▶ _Description of the task_
Send back the records in full, character for character.

▶ _Exercise data_

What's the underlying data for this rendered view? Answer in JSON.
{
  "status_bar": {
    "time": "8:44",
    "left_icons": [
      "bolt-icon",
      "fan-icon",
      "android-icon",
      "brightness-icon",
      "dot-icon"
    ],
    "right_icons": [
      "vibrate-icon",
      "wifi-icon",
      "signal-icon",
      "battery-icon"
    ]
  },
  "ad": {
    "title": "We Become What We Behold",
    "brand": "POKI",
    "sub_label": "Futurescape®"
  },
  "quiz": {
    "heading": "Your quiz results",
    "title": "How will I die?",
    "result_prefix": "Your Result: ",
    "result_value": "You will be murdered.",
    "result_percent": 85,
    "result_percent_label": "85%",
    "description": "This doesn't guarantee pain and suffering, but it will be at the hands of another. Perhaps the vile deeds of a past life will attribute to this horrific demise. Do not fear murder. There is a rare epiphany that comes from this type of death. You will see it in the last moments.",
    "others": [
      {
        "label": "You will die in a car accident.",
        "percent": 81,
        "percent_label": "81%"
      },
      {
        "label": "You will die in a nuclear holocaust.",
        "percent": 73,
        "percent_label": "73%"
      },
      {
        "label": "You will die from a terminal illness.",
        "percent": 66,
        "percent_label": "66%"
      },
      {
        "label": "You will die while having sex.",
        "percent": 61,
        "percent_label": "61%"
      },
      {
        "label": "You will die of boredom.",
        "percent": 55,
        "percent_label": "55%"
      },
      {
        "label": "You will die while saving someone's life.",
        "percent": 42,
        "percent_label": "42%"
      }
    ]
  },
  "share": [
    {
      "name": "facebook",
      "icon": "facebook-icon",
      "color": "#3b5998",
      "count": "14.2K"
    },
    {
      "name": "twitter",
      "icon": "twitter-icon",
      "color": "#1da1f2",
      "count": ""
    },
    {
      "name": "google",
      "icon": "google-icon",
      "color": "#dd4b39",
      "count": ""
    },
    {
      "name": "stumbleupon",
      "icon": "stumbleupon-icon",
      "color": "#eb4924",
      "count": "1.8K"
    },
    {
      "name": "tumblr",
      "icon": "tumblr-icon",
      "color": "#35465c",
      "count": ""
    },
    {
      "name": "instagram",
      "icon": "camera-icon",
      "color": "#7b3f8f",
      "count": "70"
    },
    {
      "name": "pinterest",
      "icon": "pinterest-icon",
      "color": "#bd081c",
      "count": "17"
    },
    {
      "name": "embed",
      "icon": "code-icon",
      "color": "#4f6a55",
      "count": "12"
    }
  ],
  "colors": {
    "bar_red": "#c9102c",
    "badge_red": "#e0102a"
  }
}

▶ _Answer below_
What's the underlying data for this rendered view? Answer in JSON.
{
  "status_bar": {
    "time": "8:44",
    "left_icons": [
      "bolt-icon",
      "fan-icon",
      "android-icon",
      "brightness-icon",
      "dot-icon"
    ],
    "right_icons": [
      "vibrate-icon",
      "wifi-icon",
      "signal-icon",
      "battery-icon"
    ]
  },
  "ad": {
    "title": "We Become What We Behold",
    "brand": "POKI",
    "sub_label": "Futurescape®"
  },
  "quiz": {
    "heading": "Your quiz results",
    "title": "How will I die?",
    "result_prefix": "Your Result: ",
    "result_value": "You will be murdered.",
    "result_percent": 85,
    "result_percent_label": "85%",
    "description": "This doesn't guarantee pain and suffering, but it will be at the hands of another. Perhaps the vile deeds of a past life will attribute to this horrific demise. Do not fear murder. There is a rare epiphany that comes from this type of death. You will see it in the last moments.",
    "others": [
      {
        "label": "You will die in a car accident.",
        "percent": 81,
        "percent_label": "81%"
      },
      {
        "label": "You will die in a nuclear holocaust.",
        "percent": 73,
        "percent_label": "73%"
      },
      {
        "label": "You will die from a terminal illness.",
        "percent": 66,
        "percent_label": "66%"
      },
      {
        "label": "You will die while having sex.",
        "percent": 61,
        "percent_label": "61%"
      },
      {
        "label": "You will die of boredom.",
        "percent": 55,
        "percent_label": "55%"
      },
      {
        "label": "You will die while saving someone's life.",
        "percent": 42,
        "percent_label": "42%"
      }
    ]
  },
  "share": [
    {
      "name": "facebook",
      "icon": "facebook-icon",
      "color": "#3b5998",
      "count": "14.2K"
    },
    {
      "name": "twitter",
      "icon": "twitter-icon",
      "color": "#1da1f2",
      "count": ""
    },
    {
      "name": "google",
      "icon": "google-icon",
      "color": "#dd4b39",
      "count": ""
    },
    {
      "name": "stumbleupon",
      "icon": "stumbleupon-icon",
      "color": "#eb4924",
      "count": "1.8K"
    },
    {
      "name": "tumblr",
      "icon": "tumblr-icon",
      "color": "#35465c",
      "count": ""
    },
    {
      "name": "instagram",
      "icon": "camera-icon",
      "color": "#7b3f8f",
      "count": "70"
    },
    {
      "name": "pinterest",
      "icon": "pinterest-icon",
      "color": "#bd081c",
      "count": "17"
    },
    {
      "name": "embed",
      "icon": "code-icon",
      "color": "#4f6a55",
      "count": "12"
    }
  ],
  "colors": {
    "bar_red": "#c9102c",
    "badge_red": "#e0102a"
  }
}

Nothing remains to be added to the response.